> **Directive**
From the listing below, extract each line containing the string "mozzarella".

*****

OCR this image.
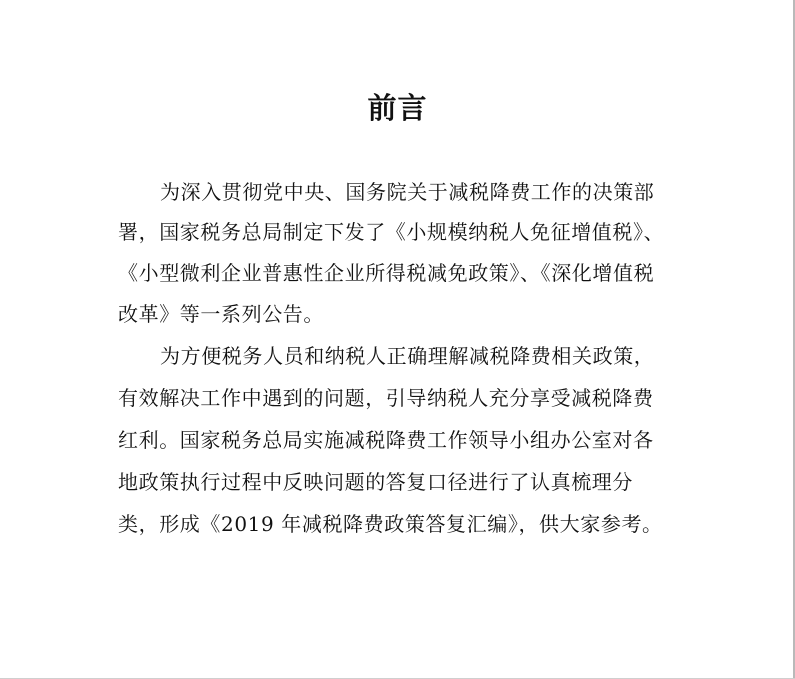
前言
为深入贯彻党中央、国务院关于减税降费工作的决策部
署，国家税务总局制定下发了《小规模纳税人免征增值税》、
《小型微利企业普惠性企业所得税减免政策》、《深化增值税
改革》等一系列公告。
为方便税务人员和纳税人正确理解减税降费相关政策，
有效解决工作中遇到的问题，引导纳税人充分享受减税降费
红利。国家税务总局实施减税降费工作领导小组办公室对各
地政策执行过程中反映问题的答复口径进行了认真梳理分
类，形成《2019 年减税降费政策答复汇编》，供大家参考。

*****

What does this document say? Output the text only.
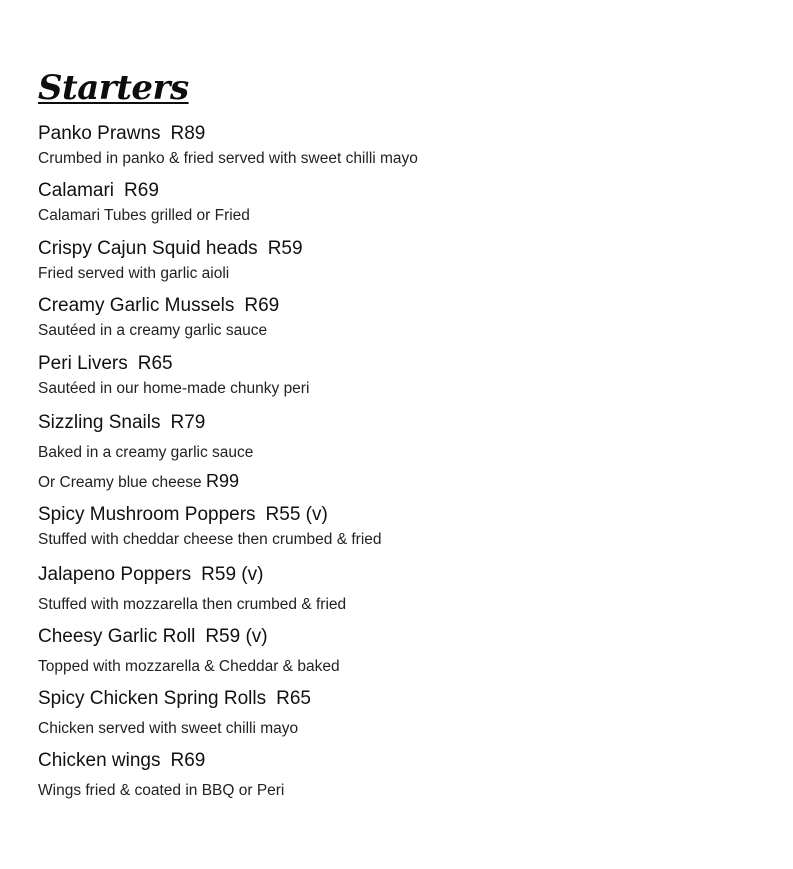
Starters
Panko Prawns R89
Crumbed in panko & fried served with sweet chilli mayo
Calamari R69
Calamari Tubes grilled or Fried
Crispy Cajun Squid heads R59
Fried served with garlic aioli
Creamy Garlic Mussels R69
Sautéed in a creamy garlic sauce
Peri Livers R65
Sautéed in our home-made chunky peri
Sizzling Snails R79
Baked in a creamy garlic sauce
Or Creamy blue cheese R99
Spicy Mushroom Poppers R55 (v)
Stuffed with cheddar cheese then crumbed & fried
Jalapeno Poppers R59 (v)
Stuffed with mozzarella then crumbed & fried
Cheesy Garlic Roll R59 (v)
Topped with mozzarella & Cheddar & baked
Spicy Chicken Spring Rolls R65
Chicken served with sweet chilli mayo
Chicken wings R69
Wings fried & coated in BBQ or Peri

*****

> **Result below**
Stuffed with mozzarella then crumbed & fried
Topped with mozzarella & Cheddar & baked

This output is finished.